- **What you will do**: From the listing below, extract each line containing the string "Phase".

- **Record list**:
++++++

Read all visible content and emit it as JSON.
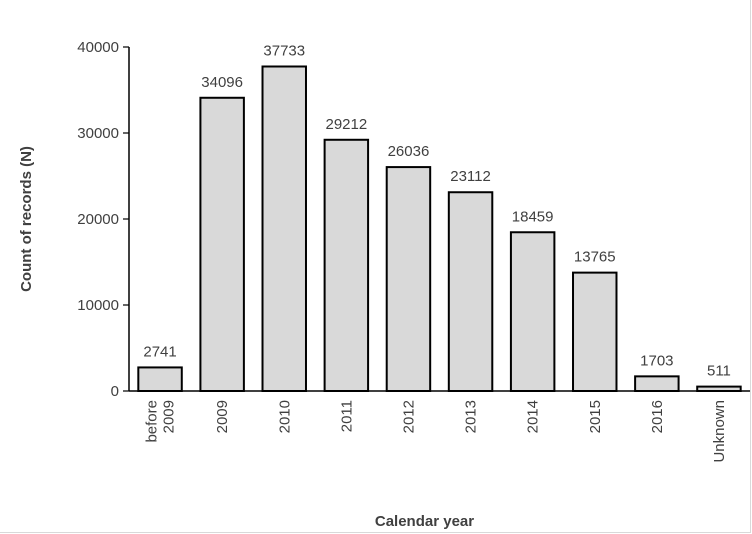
{
  "chart_data": {
    "type": "bar",
    "title": "",
    "xlabel": "Calendar year",
    "ylabel": "Count of records (N)",
    "ylim": [
      0,
      40000
    ],
    "yticks": [
      "0",
      "10000",
      "20000",
      "30000",
      "40000"
    ],
    "yticks_values": [
      0,
      10000,
      20000,
      30000,
      40000
    ],
    "categories": [
      [
        "before",
        "2009"
      ],
      [
        "2009"
      ],
      [
        "2010"
      ],
      [
        "2011"
      ],
      [
        "2012"
      ],
      [
        "2013"
      ],
      [
        "2014"
      ],
      [
        "2015"
      ],
      [
        "2016"
      ],
      [
        "Unknown"
      ]
    ],
    "values": [
      2741,
      34096,
      37733,
      29212,
      26036,
      23112,
      18459,
      13765,
      1703,
      511
    ],
    "data_labels": [
      "2741",
      "34096",
      "37733",
      "29212",
      "26036",
      "23112",
      "18459",
      "13765",
      "1703",
      "511"
    ],
    "bar_color": "#d9d9d9",
    "bar_edge_color": "#000000",
    "grid": false,
    "legend": "none"
  }
}
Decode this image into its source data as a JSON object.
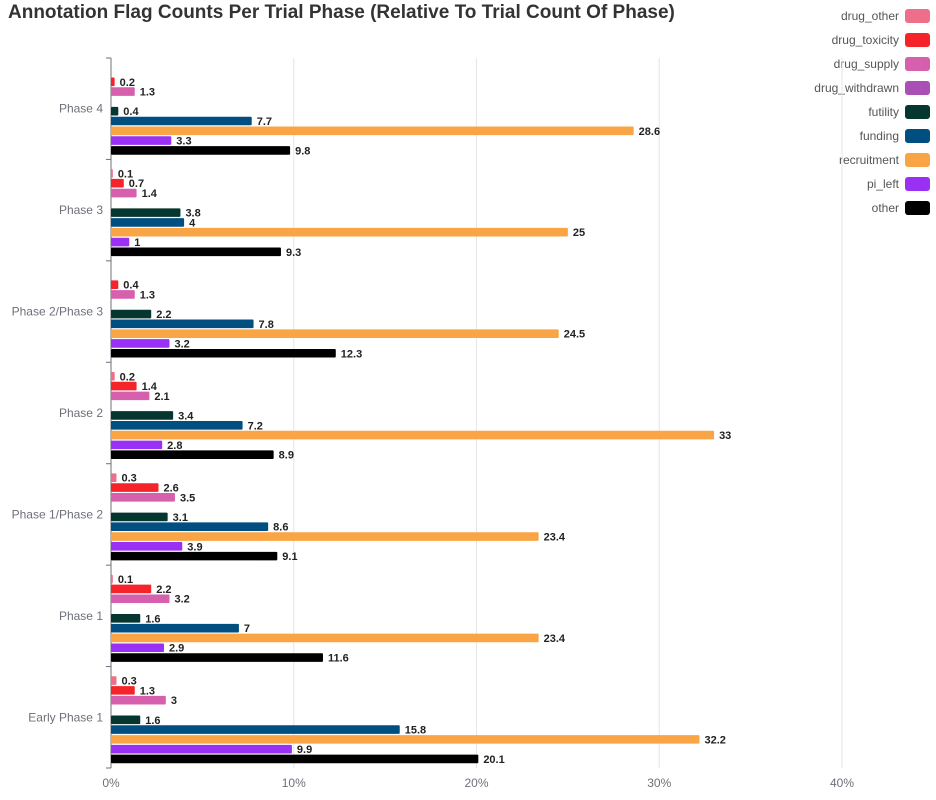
{
  "chart_data": {
    "type": "bar",
    "orientation": "horizontal",
    "title": "Annotation Flag Counts Per Trial Phase (Relative To Trial Count Of Phase)",
    "categories": [
      "Early Phase 1",
      "Phase 1",
      "Phase 1/Phase 2",
      "Phase 2",
      "Phase 2/Phase 3",
      "Phase 3",
      "Phase 4"
    ],
    "xlim": [
      0,
      40
    ],
    "x_ticks": [
      "0%",
      "10%",
      "20%",
      "30%",
      "40%"
    ],
    "grid": true,
    "legend_position": "top-right",
    "series": [
      {
        "name": "drug_other",
        "color": "#ee6f8a",
        "values": [
          0.3,
          0.1,
          0.3,
          0.2,
          0,
          0.1,
          0
        ]
      },
      {
        "name": "drug_toxicity",
        "color": "#f5242b",
        "values": [
          1.3,
          2.2,
          2.6,
          1.4,
          0.4,
          0.7,
          0.2
        ]
      },
      {
        "name": "drug_supply",
        "color": "#d660ae",
        "values": [
          3,
          3.2,
          3.5,
          2.1,
          1.3,
          1.4,
          1.3
        ]
      },
      {
        "name": "drug_withdrawn",
        "color": "#a94fb6",
        "values": [
          0,
          0,
          0,
          0,
          0,
          0,
          0
        ]
      },
      {
        "name": "futility",
        "color": "#053630",
        "values": [
          1.6,
          1.6,
          3.1,
          3.4,
          2.2,
          3.8,
          0.4
        ]
      },
      {
        "name": "funding",
        "color": "#014f80",
        "values": [
          15.8,
          7,
          8.6,
          7.2,
          7.8,
          4,
          7.7
        ]
      },
      {
        "name": "recruitment",
        "color": "#f9a445",
        "values": [
          32.2,
          23.4,
          23.4,
          33,
          24.5,
          25,
          28.6
        ]
      },
      {
        "name": "pi_left",
        "color": "#9a30f3",
        "values": [
          9.9,
          2.9,
          3.9,
          2.8,
          3.2,
          1,
          3.3
        ]
      },
      {
        "name": "other",
        "color": "#000000",
        "values": [
          20.1,
          11.6,
          9.1,
          8.9,
          12.3,
          9.3,
          9.8
        ]
      }
    ],
    "data_labels": [
      [
        "0.3",
        "0.1",
        "0.3",
        "0.2",
        "",
        "0.1",
        ""
      ],
      [
        "1.3",
        "2.2",
        "2.6",
        "1.4",
        "0.4",
        "0.7",
        "0.2"
      ],
      [
        "3",
        "3.2",
        "3.5",
        "2.1",
        "1.3",
        "1.4",
        "1.3"
      ],
      [
        "",
        "",
        "",
        "",
        "",
        "",
        ""
      ],
      [
        "1.6",
        "1.6",
        "3.1",
        "3.4",
        "2.2",
        "3.8",
        "0.4"
      ],
      [
        "15.8",
        "7",
        "8.6",
        "7.2",
        "7.8",
        "4",
        "7.7"
      ],
      [
        "32.2",
        "23.4",
        "23.4",
        "33",
        "24.5",
        "25",
        "28.6"
      ],
      [
        "9.9",
        "2.9",
        "3.9",
        "2.8",
        "3.2",
        "1",
        "3.3"
      ],
      [
        "20.1",
        "11.6",
        "9.1",
        "8.9",
        "12.3",
        "9.3",
        "9.8"
      ]
    ]
  }
}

++++++

- **Worked solution**:
    "title": "Annotation Flag Counts Per Trial Phase (Relative To Trial Count Of Phase)",
      "Early Phase 1",
      "Phase 1",
      "Phase 1/Phase 2",
      "Phase 2",
      "Phase 2/Phase 3",
      "Phase 3",
      "Phase 4"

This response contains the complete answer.